(Given instruction):
From the listing, collect all lines containing the word "time".

▬▬▬▬▬▬▬▬▬▬

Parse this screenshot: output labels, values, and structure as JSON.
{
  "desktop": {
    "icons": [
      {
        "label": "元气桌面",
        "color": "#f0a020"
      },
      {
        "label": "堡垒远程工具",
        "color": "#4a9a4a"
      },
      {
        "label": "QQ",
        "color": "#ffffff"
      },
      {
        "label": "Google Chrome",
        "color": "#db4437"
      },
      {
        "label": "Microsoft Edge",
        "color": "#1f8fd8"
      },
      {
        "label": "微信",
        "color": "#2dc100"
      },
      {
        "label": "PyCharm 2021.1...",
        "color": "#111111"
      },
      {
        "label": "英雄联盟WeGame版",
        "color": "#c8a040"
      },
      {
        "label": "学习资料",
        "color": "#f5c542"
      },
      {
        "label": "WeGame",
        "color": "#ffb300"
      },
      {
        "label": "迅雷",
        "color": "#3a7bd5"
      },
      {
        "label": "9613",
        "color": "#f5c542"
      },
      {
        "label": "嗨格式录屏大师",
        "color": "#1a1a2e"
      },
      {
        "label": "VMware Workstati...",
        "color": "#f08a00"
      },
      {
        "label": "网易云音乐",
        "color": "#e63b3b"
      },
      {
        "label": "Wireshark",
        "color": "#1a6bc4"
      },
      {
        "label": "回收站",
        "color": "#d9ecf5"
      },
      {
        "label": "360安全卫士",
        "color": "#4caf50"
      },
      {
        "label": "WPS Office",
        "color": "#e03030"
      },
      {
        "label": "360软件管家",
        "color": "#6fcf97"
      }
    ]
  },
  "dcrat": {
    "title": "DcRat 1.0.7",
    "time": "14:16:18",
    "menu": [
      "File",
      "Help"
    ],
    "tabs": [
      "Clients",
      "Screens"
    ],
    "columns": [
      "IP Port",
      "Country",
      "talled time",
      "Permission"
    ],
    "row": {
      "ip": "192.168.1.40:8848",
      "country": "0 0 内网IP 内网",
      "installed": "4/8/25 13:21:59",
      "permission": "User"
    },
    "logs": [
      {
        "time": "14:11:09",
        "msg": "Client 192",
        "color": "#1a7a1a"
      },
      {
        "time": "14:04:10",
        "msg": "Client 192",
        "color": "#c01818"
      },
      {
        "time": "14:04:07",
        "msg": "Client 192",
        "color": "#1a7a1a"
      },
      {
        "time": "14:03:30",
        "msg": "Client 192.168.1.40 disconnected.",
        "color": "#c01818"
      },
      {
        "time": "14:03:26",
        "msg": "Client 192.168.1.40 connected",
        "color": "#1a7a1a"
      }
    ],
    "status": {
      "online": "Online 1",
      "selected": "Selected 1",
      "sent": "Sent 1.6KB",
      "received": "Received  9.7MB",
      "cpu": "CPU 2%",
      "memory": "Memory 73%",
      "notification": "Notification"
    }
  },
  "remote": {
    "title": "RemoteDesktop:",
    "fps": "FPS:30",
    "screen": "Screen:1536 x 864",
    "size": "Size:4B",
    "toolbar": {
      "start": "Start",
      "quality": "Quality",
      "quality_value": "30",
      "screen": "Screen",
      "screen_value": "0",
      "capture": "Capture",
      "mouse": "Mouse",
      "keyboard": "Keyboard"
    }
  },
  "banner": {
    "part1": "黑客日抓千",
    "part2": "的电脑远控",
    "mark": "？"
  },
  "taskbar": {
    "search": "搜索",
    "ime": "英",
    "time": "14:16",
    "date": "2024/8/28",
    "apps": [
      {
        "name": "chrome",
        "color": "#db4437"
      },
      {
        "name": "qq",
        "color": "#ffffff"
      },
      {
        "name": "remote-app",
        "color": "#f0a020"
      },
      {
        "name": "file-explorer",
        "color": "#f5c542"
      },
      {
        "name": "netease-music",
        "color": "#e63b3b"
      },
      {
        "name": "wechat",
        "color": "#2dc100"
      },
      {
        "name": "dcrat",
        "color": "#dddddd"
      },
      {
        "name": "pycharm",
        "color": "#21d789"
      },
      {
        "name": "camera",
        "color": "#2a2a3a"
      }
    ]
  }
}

▬▬▬▬▬▬▬▬▬▬

(Expected answer):
    "time": "14:16:18",
      "talled time",
        "time": "14:11:09",
        "time": "14:04:10",
        "time": "14:04:07",
        "time": "14:03:30",
        "time": "14:03:26",
    "time": "14:16",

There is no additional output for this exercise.